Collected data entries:
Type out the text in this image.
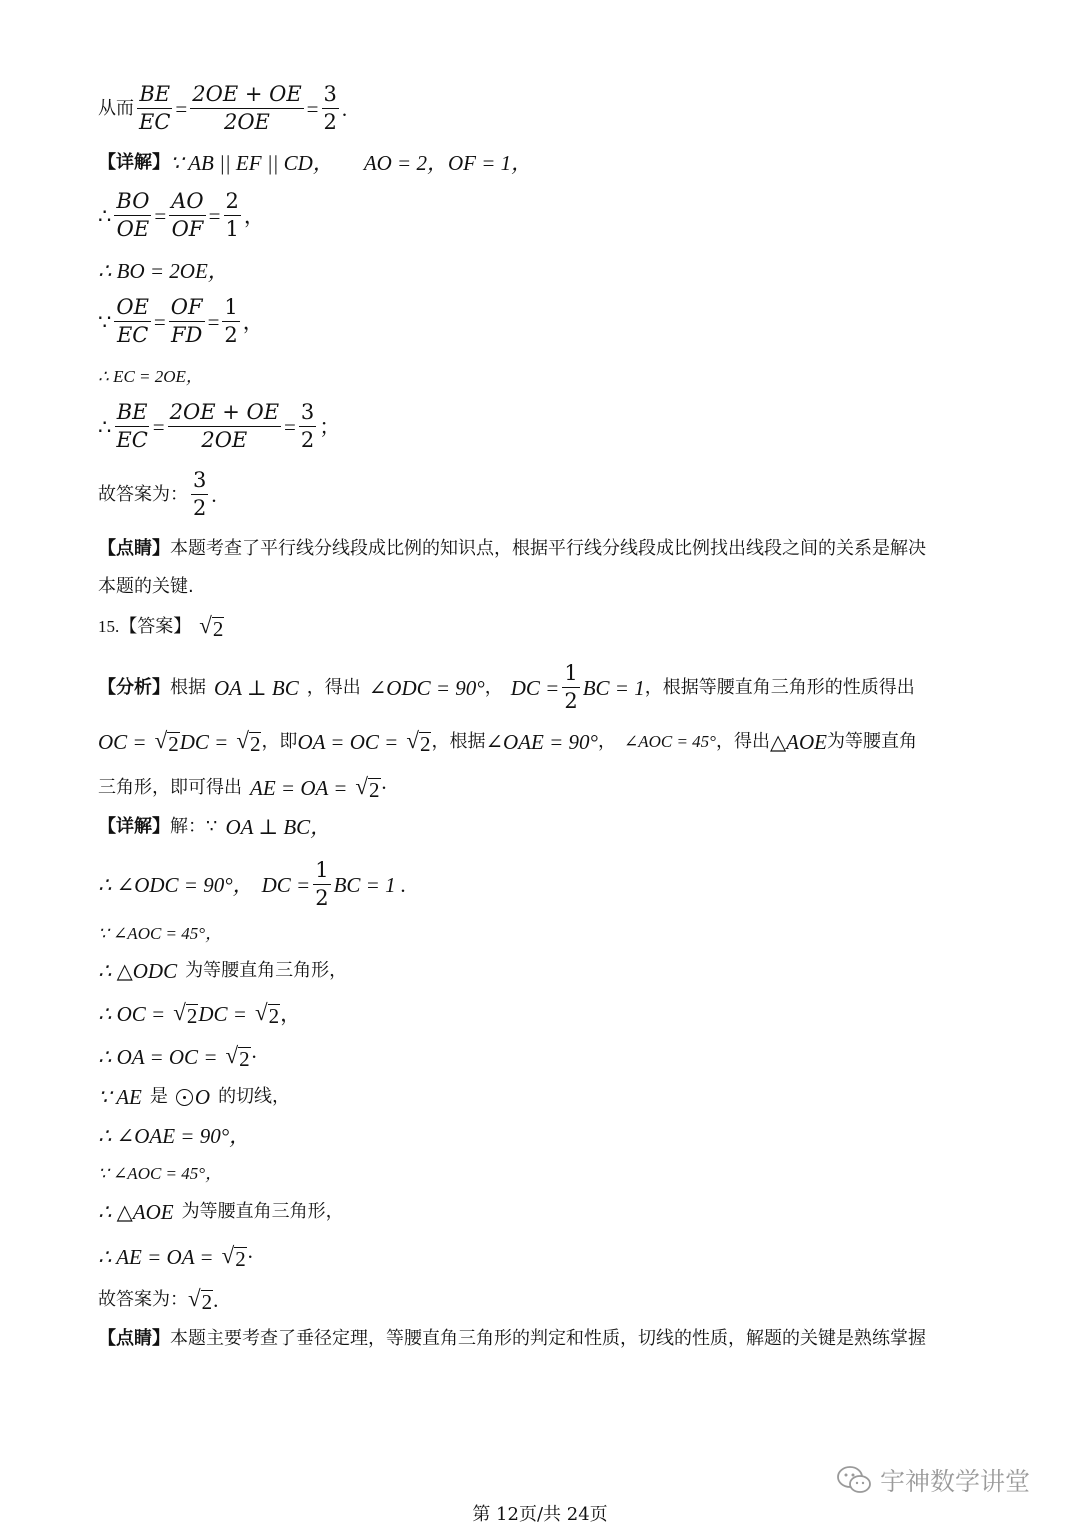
从而 $\frac{BE}{EC} = \frac{2OE + OE}{2OE} = \frac{3}{2}$ .
【详解】 ∵ AB || EF || CD， AO = 2，OF = 1，
∴ $\frac{BO}{OE} = \frac{AO}{OF} = \frac{2}{1}$ ，
∴ BO = 2OE，
∵ $\frac{OE}{EC} = \frac{OF}{FD} = \frac{1}{2}$ ，
∴ EC = 2OE，
∴ $\frac{BE}{EC} = \frac{2OE + OE}{2OE} = \frac{3}{2}$ ；
故答案为： $\frac{3}{2}$ .
【点睛】 本题考查了平行线分线段成比例的知识点，根据平行线分线段成比例找出线段之间的关系是解决
本题的关键.
15. 【答案】 √ 2
【分析】 根据 OA ⊥ BC ，得出 ∠ODC = 90° ， DC = $\frac{1}{2}$ BC = 1 ，根据等腰直角三角形的性质得出
OC = √ 2 DC = √ 2 ，即 OA = OC = √ 2 ，根据 ∠OAE = 90° ， ∠AOC = 45° ，得出 △AOE 为等腰直角
三角形，即可得出 AE = OA = √ 2 ·
【详解】 解：∵ OA ⊥ BC，
∴ ∠ODC = 90°， DC = $\frac{1}{2}$ BC = 1 .
∵ ∠AOC = 45°，
∴ △ODC 为等腰直角三角形，
∴ OC = √ 2 DC = √ 2 ，
∴ OA = OC = √ 2 ·
∵ AE 是 O 的切线，
∴ ∠OAE = 90°，
∵ ∠AOC = 45°，
∴ △AOE 为等腰直角三角形，
∴ AE = OA = √ 2 ·
故答案为： √ 2 .
【点睛】 本题主要考查了垂径定理，等腰直角三角形的判定和性质，切线的性质，解题的关键是熟练掌握
宇神数学讲堂
第 12页/共 24页
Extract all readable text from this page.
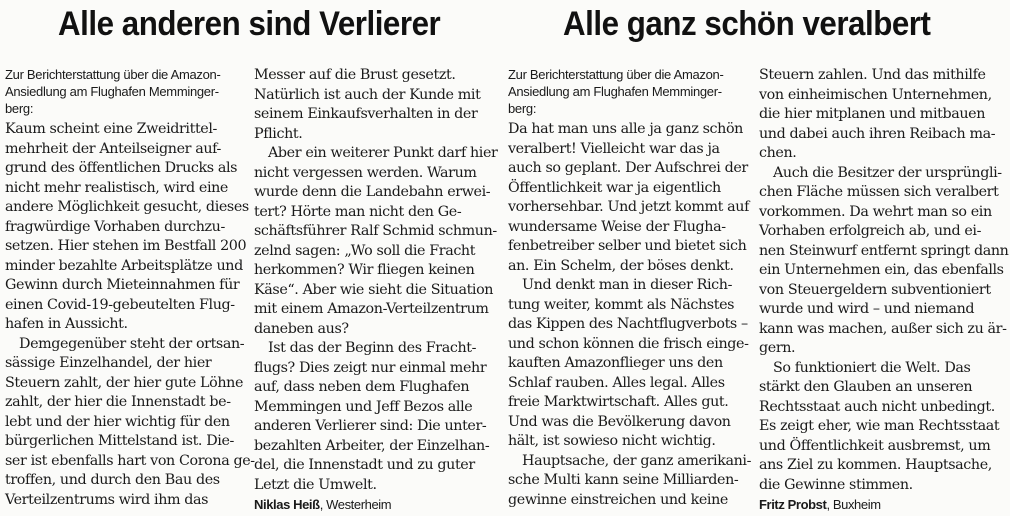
Alle anderen sind Verlierer
Zur Berichterstattung über die Amazon-
Ansiedlung am Flughafen Memminger-
berg:
Kaum scheint eine Zweidrittel-
mehrheit der Anteilseigner auf-
grund des öffentlichen Drucks als
nicht mehr realistisch, wird eine
andere Möglichkeit gesucht, dieses
fragwürdige Vorhaben durchzu-
setzen. Hier stehen im Bestfall 200
minder bezahlte Arbeitsplätze und
Gewinn durch Mieteinnahmen für
einen Covid-19-gebeutelten Flug-
hafen in Aussicht.
Demgegenüber steht der ortsan-
sässige Einzelhandel, der hier
Steuern zahlt, der hier gute Löhne
zahlt, der hier die Innenstadt be-
lebt und der hier wichtig für den
bürgerlichen Mittelstand ist. Die-
ser ist ebenfalls hart von Corona ge-
troffen, und durch den Bau des
Verteilzentrums wird ihm das
Messer auf die Brust gesetzt.
Natürlich ist auch der Kunde mit
seinem Einkaufsverhalten in der
Pflicht.
Aber ein weiterer Punkt darf hier
nicht vergessen werden. Warum
wurde denn die Landebahn erwei-
tert? Hörte man nicht den Ge-
schäftsführer Ralf Schmid schmun-
zelnd sagen: „Wo soll die Fracht
herkommen? Wir fliegen keinen
Käse“. Aber wie sieht die Situation
mit einem Amazon-Verteilzentrum
daneben aus?
Ist das der Beginn des Fracht-
flugs? Dies zeigt nur einmal mehr
auf, dass neben dem Flughafen
Memmingen und Jeff Bezos alle
anderen Verlierer sind: Die unter-
bezahlten Arbeiter, der Einzelhan-
del, die Innenstadt und zu guter
Letzt die Umwelt.
Niklas Heiß, Westerheim
Alle ganz schön veralbert
Zur Berichterstattung über die Amazon-
Ansiedlung am Flughafen Memminger-
berg:
Da hat man uns alle ja ganz schön
veralbert! Vielleicht war das ja
auch so geplant. Der Aufschrei der
Öffentlichkeit war ja eigentlich
vorhersehbar. Und jetzt kommt auf
wundersame Weise der Flugha-
fenbetreiber selber und bietet sich
an. Ein Schelm, der böses denkt.
Und denkt man in dieser Rich-
tung weiter, kommt als Nächstes
das Kippen des Nachtflugverbots –
und schon können die frisch einge-
kauften Amazonflieger uns den
Schlaf rauben. Alles legal. Alles
freie Marktwirtschaft. Alles gut.
Und was die Bevölkerung davon
hält, ist sowieso nicht wichtig.
Hauptsache, der ganz amerikani-
sche Multi kann seine Milliarden-
gewinne einstreichen und keine
Steuern zahlen. Und das mithilfe
von einheimischen Unternehmen,
die hier mitplanen und mitbauen
und dabei auch ihren Reibach ma-
chen.
Auch die Besitzer der ursprüngli-
chen Fläche müssen sich veralbert
vorkommen. Da wehrt man so ein
Vorhaben erfolgreich ab, und ei-
nen Steinwurf entfernt springt dann
ein Unternehmen ein, das ebenfalls
von Steuergeldern subventioniert
wurde und wird – und niemand
kann was machen, außer sich zu är-
gern.
So funktioniert die Welt. Das
stärkt den Glauben an unseren
Rechtsstaat auch nicht unbedingt.
Es zeigt eher, wie man Rechtsstaat
und Öffentlichkeit ausbremst, um
ans Ziel zu kommen. Hauptsache,
die Gewinne stimmen.
Fritz Probst, Buxheim
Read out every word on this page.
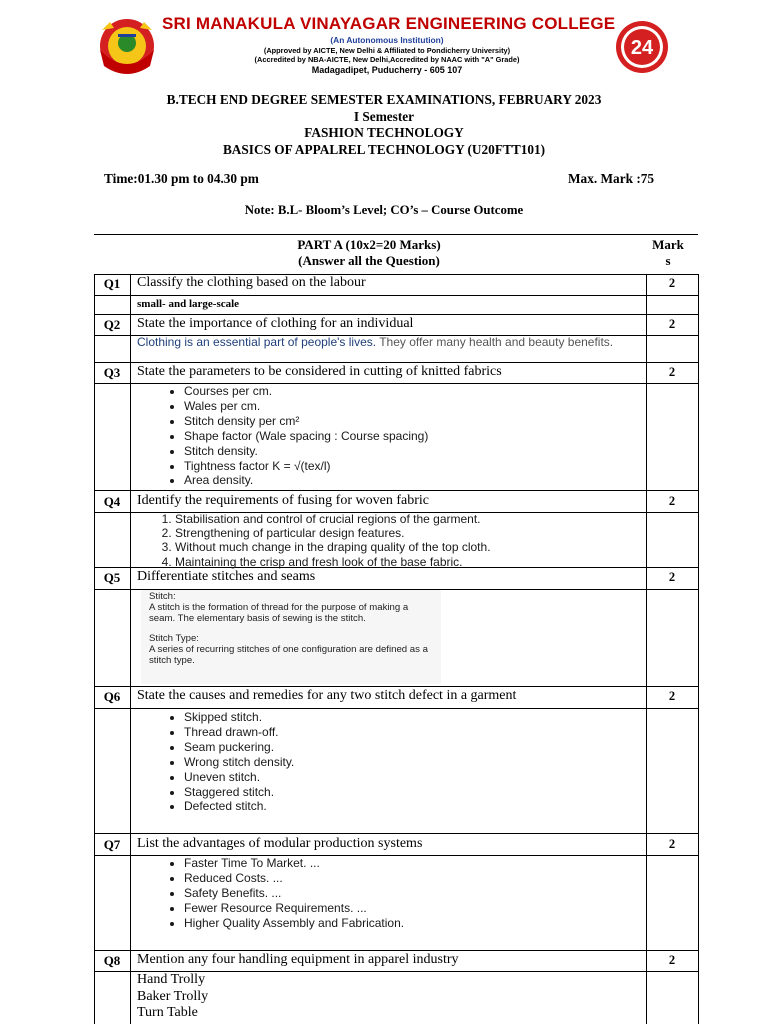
SRI MANAKULA VINAYAGAR ENGINEERING COLLEGE
(An Autonomous Institution)
(Approved by AICTE, New Delhi & Affiliated to Pondicherry University)
(Accredited by NBA-AICTE, New Delhi,Accredited by NAAC with "A" Grade)
Madagadipet, Puducherry - 605 107
24
B.TECH END DEGREE SEMESTER EXAMINATIONS, FEBRUARY 2023
I Semester
FASHION TECHNOLOGY
BASICS OF APPALREL TECHNOLOGY (U20FTT101)
Time:01.30 pm to 04.30 pm	Max. Mark :75
Note: B.L- Bloom’s Level; CO’s – Course Outcome
PART A (10x2=20 Marks)
(Answer all the Question)
Mark
s
Q1	Classify the clothing based on the labour	2
small- and large-scale
Q2	State the importance of clothing for an individual	2
Clothing is an essential part of people's lives. They offer many health and beauty benefits.
Q3	State the parameters to be considered in cutting of knitted fabrics	2
• Courses per cm.
• Wales per cm.
• Stitch density per cm²
• Shape factor (Wale spacing : Course spacing)
• Stitch density.
• Tightness factor K = √(tex/l)
• Area density.
Q4	Identify the requirements of fusing for woven fabric	2
1. Stabilisation and control of crucial regions of the garment.
2. Strengthening of particular design features.
3. Without much change in the draping quality of the top cloth.
4. Maintaining the crisp and fresh look of the base fabric.
Q5	Differentiate stitches and seams	2

Stitch:

A stitch is the formation of thread for the purpose of making a seam. The elementary basis of sewing is the stitch.

Stitch Type:

A series of recurring stitches of one configuration are defined as a stitch type.

Q6	State the causes and remedies for any two stitch defect in a garment	2
• Skipped stitch.
• Thread drawn-off.
• Seam puckering.
• Wrong stitch density.
• Uneven stitch.
• Staggered stitch.
• Defected stitch.
Q7	List the advantages of modular production systems	2
• Faster Time To Market. ...
• Reduced Costs. ...
• Safety Benefits. ...
• Fewer Resource Requirements. ...
• Higher Quality Assembly and Fabrication.
Q8	Mention any four handling equipment in apparel industry	2
Hand Trolly
Baker Trolly
Turn Table
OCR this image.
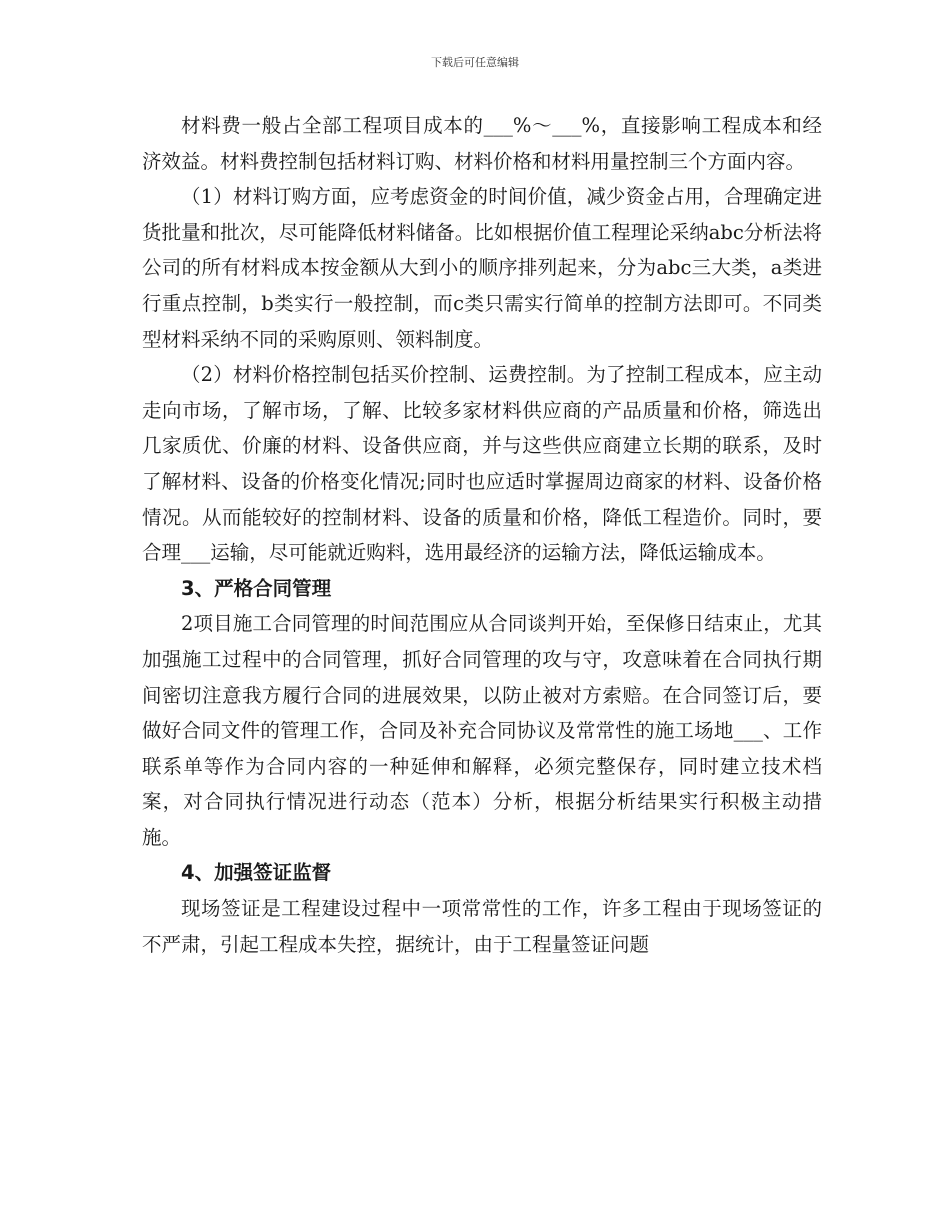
下载后可任意编辑

材料费一般占全部工程项目成本的___%～___%，直接影响工程成本和经济效益。材料费控制包括材料订购、材料价格和材料用量控制三个方面内容。

（1）材料订购方面，应考虑资金的时间价值，减少资金占用，合理确定进货批量和批次，尽可能降低材料储备。比如根据价值工程理论采纳abc分析法将公司的所有材料成本按金额从大到小的顺序排列起来，分为abc三大类，a类进行重点控制，b类实行一般控制，而c类只需实行简单的控制方法即可。不同类型材料采纳不同的采购原则、领料制度。

（2）材料价格控制包括买价控制、运费控制。为了控制工程成本，应主动走向市场，了解市场，了解、比较多家材料供应商的产品质量和价格，筛选出几家质优、价廉的材料、设备供应商，并与这些供应商建立长期的联系，及时了解材料、设备的价格变化情况;同时也应适时掌握周边商家的材料、设备价格情况。从而能较好的控制材料、设备的质量和价格，降低工程造价。同时，要合理___运输，尽可能就近购料，选用最经济的运输方法，降低运输成本。

3、严格合同管理

2项目施工合同管理的时间范围应从合同谈判开始，至保修日结束止，尤其加强施工过程中的合同管理，抓好合同管理的攻与守，攻意味着在合同执行期间密切注意我方履行合同的进展效果，以防止被对方索赔。在合同签订后，要做好合同文件的管理工作，合同及补充合同协议及常常性的施工场地___、工作联系单等作为合同内容的一种延伸和解释，必须完整保存，同时建立技术档案，对合同执行情况进行动态（范本）分析，根据分析结果实行积极主动措施。

4、加强签证监督

现场签证是工程建设过程中一项常常性的工作，许多工程由于现场签证的不严肃，引起工程成本失控，据统计，由于工程量签证问题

• _Set task_
Using the material above, report each line where "Time" occurs.

• _Task output_
Time:01.30 pm to 04.30 pm	Max. Mark :75
• Faster Time To Market. ...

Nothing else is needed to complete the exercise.